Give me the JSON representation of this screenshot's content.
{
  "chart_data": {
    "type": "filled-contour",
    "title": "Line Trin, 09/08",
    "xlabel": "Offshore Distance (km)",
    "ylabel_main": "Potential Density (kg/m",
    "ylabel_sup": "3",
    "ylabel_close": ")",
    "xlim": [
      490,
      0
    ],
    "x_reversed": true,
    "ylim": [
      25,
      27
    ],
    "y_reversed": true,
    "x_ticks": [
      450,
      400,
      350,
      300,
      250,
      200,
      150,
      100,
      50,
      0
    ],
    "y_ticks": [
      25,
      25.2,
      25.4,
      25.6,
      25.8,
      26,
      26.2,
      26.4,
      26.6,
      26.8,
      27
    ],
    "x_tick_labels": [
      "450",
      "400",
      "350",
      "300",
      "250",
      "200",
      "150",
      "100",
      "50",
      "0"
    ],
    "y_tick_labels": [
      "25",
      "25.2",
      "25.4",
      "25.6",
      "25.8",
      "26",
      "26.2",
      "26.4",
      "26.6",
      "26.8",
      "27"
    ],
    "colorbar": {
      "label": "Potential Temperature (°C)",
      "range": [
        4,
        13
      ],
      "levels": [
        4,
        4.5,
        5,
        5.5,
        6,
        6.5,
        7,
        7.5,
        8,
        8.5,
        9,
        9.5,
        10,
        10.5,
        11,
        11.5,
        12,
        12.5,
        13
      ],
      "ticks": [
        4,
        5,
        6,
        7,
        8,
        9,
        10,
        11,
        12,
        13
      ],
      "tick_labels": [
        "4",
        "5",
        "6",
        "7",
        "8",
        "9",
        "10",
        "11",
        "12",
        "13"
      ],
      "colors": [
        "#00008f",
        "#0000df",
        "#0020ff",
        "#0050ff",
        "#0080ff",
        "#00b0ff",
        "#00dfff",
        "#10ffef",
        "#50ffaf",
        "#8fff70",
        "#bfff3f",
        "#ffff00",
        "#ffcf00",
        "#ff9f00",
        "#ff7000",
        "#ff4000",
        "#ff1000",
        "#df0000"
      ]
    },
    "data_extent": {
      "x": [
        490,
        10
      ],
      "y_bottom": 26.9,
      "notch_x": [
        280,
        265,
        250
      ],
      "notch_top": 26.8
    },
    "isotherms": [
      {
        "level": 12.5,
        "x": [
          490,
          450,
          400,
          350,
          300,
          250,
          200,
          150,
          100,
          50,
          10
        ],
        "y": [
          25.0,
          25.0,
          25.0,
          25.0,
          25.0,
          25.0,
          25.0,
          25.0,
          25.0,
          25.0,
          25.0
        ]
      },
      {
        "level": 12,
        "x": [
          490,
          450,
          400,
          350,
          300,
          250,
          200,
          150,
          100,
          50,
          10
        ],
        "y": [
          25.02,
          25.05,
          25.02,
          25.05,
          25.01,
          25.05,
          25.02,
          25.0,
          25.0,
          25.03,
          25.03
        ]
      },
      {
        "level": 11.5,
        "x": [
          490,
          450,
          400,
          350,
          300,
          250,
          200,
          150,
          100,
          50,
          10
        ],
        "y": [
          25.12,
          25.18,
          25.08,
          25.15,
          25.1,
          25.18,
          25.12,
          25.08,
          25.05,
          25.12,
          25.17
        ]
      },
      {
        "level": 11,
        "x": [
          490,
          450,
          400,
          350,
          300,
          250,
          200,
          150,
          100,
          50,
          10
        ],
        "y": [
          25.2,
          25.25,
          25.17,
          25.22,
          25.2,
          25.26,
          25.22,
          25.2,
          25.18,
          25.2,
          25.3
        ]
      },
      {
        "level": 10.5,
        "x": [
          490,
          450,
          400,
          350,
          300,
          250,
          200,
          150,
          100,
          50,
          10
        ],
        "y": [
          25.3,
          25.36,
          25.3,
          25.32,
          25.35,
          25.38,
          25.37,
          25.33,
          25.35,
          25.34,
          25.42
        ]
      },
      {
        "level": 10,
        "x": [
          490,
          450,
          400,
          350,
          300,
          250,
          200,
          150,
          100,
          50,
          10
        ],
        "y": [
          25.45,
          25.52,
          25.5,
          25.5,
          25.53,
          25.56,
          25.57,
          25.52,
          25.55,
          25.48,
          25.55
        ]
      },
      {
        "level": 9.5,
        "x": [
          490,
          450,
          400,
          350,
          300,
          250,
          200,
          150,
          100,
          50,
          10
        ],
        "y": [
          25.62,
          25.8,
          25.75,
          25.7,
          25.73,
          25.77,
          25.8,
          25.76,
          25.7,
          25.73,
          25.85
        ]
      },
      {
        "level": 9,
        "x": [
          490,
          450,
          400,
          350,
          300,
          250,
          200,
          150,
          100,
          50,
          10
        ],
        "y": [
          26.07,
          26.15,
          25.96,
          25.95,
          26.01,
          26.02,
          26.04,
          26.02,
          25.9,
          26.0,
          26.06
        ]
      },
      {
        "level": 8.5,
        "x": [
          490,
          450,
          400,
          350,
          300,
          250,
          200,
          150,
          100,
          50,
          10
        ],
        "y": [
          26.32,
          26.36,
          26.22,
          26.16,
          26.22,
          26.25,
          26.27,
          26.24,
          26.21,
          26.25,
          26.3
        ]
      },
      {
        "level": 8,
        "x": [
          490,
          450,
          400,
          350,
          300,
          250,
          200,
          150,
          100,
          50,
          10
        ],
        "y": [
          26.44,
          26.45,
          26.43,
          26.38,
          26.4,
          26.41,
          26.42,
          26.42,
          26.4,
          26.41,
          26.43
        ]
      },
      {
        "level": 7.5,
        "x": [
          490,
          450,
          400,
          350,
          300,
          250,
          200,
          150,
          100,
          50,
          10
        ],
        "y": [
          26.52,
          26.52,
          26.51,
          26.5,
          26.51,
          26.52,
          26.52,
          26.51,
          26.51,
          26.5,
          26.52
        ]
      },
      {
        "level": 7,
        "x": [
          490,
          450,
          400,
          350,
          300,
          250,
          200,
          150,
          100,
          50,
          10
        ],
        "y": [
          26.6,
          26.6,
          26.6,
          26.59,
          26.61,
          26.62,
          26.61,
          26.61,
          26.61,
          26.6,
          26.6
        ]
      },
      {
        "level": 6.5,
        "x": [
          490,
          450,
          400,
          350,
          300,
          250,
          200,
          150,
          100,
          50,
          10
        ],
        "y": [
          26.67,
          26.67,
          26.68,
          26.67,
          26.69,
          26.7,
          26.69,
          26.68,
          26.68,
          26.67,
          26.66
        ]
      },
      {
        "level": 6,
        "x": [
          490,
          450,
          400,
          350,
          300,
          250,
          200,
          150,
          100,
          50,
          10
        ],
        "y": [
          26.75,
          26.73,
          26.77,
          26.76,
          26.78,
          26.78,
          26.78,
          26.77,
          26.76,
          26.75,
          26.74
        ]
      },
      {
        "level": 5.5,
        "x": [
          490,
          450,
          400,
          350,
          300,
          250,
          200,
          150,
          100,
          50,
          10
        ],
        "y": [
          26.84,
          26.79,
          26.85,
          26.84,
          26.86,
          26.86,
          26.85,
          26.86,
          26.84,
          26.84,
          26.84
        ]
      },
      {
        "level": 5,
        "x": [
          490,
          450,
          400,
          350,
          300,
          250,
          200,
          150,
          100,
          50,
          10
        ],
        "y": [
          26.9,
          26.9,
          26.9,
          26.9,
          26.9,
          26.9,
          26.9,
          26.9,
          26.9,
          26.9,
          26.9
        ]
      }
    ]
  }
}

• TASK TO CARRY OUT:
Keep only the lines that hold the string "Potential", and copy them out.

• FULL RESPONSE:
    "ylabel_main": "Potential Density (kg/m",
      "label": "Potential Temperature (°C)",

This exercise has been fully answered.